Part of a data file »

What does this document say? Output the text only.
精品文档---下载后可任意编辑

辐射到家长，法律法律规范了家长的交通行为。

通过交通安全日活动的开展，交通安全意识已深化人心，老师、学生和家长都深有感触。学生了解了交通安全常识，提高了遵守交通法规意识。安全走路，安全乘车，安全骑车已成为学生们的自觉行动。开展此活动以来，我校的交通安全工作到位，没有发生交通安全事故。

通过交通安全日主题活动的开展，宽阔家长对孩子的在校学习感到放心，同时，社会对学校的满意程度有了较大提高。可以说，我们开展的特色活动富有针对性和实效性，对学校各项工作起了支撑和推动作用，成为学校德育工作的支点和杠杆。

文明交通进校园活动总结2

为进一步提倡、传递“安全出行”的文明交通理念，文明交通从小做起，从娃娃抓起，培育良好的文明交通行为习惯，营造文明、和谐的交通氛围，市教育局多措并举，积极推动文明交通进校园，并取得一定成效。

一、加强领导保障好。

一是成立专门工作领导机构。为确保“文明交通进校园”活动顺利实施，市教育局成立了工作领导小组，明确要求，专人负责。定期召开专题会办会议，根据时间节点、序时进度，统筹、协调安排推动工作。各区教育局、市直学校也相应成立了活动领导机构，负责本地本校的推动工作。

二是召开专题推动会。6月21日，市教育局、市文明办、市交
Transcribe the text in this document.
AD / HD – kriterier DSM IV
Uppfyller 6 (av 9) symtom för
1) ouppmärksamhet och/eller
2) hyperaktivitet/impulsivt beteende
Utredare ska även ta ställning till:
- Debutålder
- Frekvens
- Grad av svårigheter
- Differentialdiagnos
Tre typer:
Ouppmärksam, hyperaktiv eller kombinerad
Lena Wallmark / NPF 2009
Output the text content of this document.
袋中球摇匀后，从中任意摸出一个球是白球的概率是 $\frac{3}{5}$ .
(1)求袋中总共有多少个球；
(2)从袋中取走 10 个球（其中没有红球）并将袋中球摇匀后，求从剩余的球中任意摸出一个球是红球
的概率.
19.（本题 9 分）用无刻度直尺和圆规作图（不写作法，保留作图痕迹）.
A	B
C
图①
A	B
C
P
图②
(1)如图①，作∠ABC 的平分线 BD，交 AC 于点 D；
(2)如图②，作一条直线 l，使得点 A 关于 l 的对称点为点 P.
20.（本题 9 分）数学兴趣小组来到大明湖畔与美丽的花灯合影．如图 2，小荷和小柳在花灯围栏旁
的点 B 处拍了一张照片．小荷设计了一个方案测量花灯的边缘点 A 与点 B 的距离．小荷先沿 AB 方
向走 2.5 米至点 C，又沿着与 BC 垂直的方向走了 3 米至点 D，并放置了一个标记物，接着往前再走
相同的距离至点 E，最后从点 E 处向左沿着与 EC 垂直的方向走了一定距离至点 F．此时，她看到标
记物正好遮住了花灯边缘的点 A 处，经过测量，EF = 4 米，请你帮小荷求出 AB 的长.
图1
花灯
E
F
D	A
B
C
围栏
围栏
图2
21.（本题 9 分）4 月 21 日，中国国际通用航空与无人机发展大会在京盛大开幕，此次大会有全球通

GOAL » Compute the number of lines above that contain the string "this". Reply with that value only.

EXPECTED ANSWER » 3